** START Input material **
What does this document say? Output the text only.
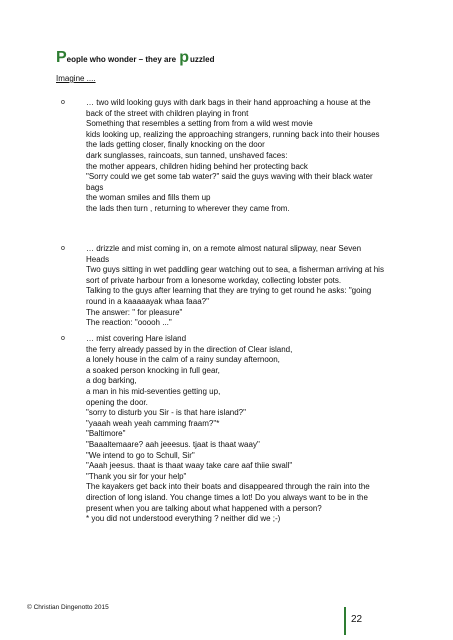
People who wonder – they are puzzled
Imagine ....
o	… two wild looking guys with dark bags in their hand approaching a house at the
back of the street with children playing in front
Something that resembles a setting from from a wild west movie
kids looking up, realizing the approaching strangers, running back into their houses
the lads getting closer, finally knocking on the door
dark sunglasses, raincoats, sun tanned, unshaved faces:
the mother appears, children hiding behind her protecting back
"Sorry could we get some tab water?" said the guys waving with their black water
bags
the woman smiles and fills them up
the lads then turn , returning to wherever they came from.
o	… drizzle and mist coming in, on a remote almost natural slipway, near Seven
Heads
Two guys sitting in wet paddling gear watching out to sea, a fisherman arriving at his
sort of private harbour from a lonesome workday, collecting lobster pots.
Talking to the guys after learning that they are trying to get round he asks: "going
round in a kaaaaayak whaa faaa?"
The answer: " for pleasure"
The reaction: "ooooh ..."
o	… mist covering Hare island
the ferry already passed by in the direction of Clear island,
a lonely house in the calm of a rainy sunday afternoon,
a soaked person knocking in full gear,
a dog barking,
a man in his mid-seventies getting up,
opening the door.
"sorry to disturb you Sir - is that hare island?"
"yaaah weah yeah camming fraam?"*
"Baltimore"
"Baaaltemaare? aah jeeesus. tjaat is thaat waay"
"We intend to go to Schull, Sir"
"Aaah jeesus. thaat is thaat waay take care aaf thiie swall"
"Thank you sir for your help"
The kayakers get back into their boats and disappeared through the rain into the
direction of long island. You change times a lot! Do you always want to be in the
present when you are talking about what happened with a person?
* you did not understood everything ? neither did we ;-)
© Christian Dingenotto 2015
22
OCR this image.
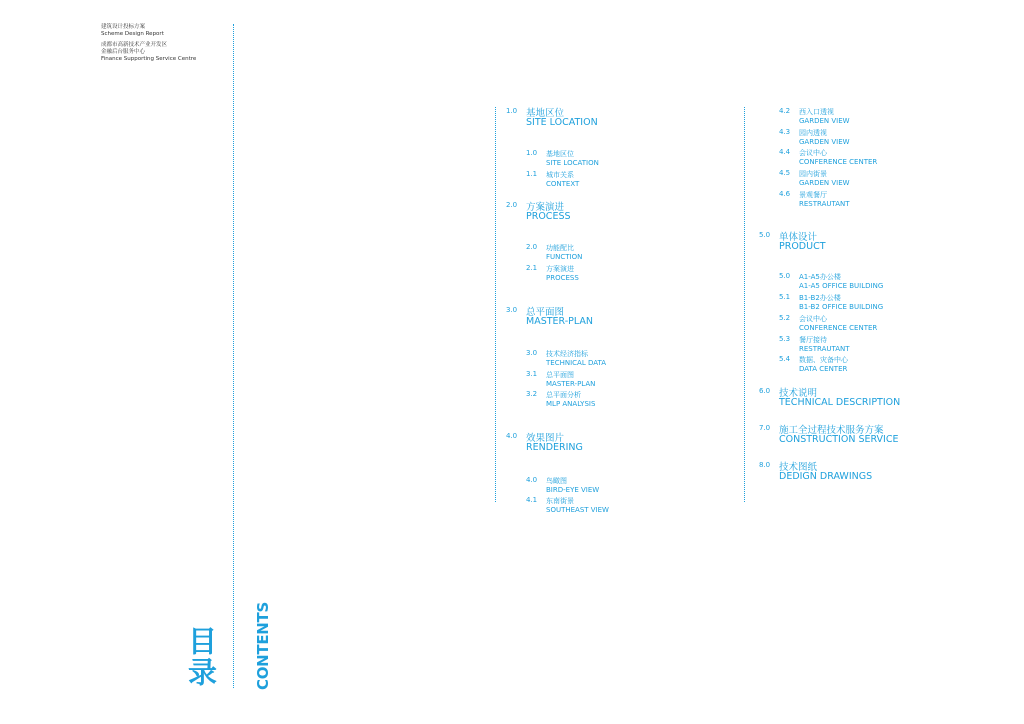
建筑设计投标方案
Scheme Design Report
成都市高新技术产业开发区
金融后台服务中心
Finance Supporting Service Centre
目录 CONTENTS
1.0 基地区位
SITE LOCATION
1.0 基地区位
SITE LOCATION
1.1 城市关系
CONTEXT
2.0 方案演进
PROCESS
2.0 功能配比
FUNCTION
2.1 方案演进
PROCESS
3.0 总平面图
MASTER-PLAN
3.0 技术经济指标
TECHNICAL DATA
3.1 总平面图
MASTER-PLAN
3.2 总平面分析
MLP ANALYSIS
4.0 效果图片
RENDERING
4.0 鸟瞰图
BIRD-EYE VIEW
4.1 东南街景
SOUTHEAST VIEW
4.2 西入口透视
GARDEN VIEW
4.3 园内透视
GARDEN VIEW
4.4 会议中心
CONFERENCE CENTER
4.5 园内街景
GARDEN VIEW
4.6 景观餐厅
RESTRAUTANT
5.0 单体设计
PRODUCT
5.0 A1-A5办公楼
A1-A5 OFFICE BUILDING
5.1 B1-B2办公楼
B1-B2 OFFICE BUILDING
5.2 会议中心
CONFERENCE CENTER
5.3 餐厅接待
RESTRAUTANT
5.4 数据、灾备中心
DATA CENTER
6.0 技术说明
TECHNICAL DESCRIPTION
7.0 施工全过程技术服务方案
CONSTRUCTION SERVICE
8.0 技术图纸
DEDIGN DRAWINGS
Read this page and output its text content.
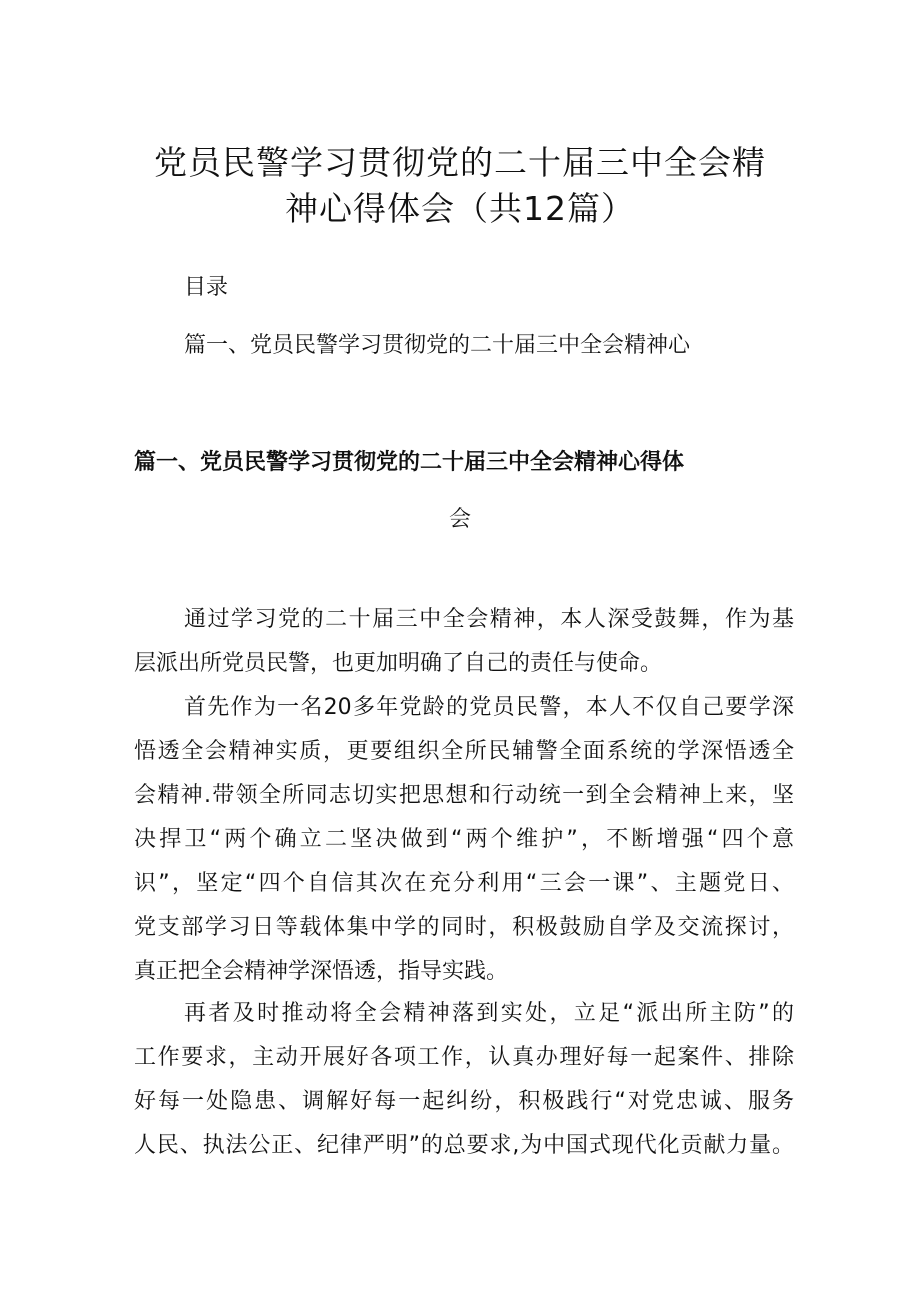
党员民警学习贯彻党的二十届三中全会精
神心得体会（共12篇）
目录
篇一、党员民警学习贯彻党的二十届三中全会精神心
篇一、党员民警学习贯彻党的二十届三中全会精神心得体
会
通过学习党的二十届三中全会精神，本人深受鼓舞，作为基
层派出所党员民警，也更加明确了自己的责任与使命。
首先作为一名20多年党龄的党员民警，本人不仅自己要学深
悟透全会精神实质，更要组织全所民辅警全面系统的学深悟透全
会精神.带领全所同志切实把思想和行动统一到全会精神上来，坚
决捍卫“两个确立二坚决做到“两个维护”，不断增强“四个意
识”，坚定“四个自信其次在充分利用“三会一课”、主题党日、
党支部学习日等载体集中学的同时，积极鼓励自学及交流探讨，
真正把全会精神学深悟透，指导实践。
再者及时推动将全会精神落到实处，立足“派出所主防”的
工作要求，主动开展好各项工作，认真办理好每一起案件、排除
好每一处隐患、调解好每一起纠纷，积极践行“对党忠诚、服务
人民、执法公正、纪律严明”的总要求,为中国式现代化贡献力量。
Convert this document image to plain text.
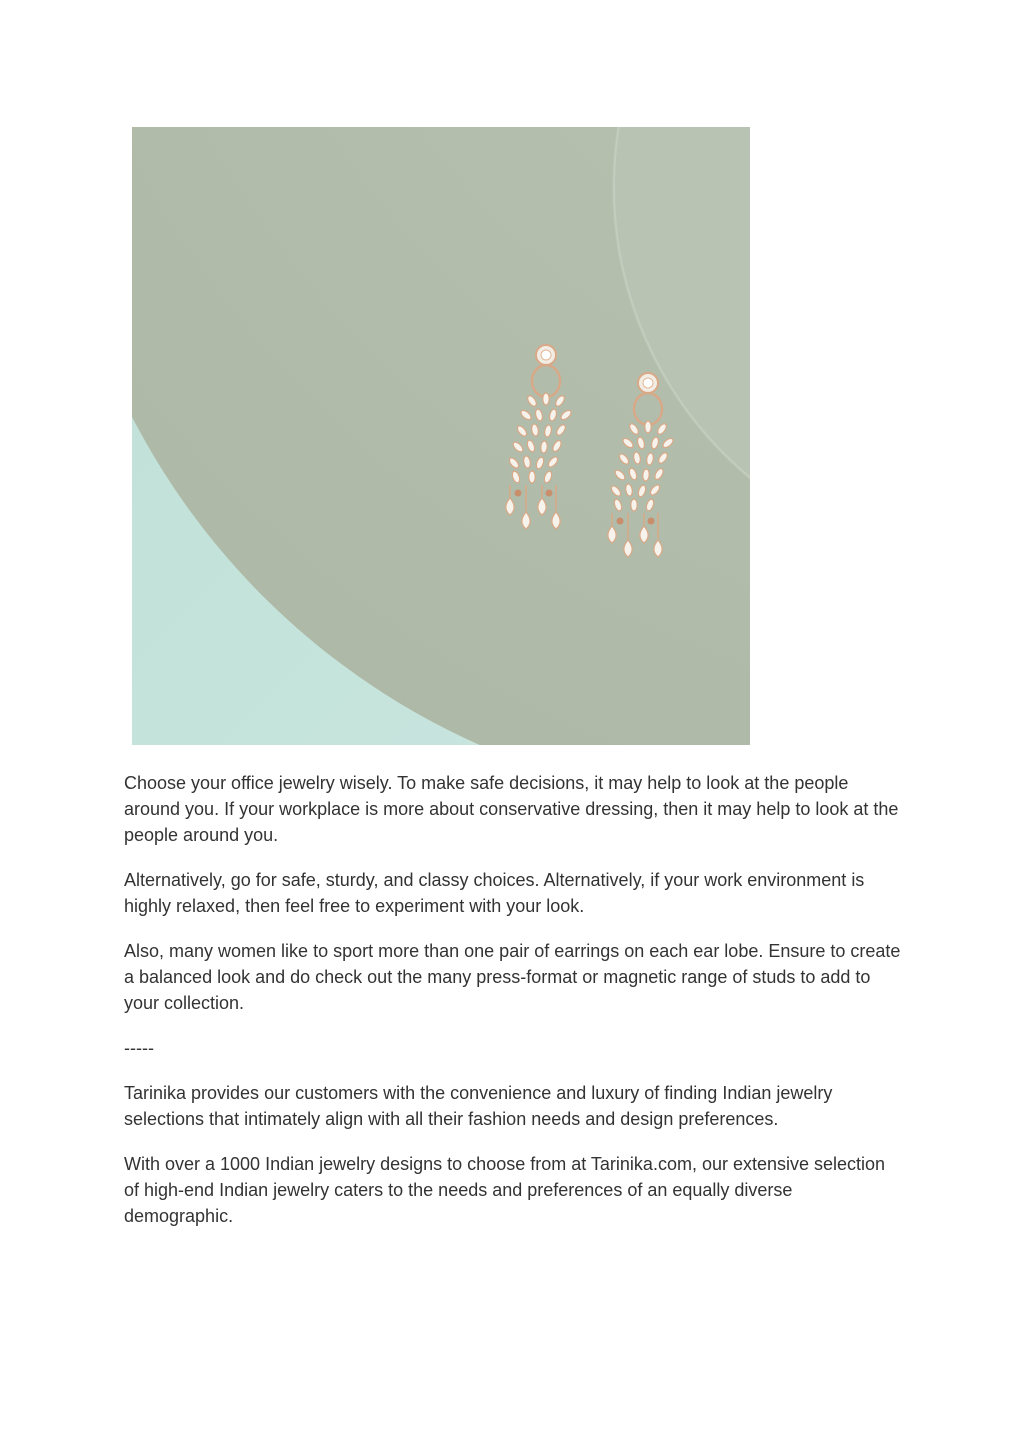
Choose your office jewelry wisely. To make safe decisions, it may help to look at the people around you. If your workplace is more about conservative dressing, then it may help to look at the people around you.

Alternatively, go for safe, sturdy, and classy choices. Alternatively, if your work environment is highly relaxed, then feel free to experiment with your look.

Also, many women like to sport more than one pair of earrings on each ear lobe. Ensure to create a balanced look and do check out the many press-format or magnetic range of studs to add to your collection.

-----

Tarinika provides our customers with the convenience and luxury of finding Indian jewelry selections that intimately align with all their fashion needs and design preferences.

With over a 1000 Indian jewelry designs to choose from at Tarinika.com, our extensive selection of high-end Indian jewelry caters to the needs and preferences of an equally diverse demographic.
** END Input material **
» Direction
Determine the number of lines in the entries above where the string "looking" appears. Answer with the number alone.

» Output
2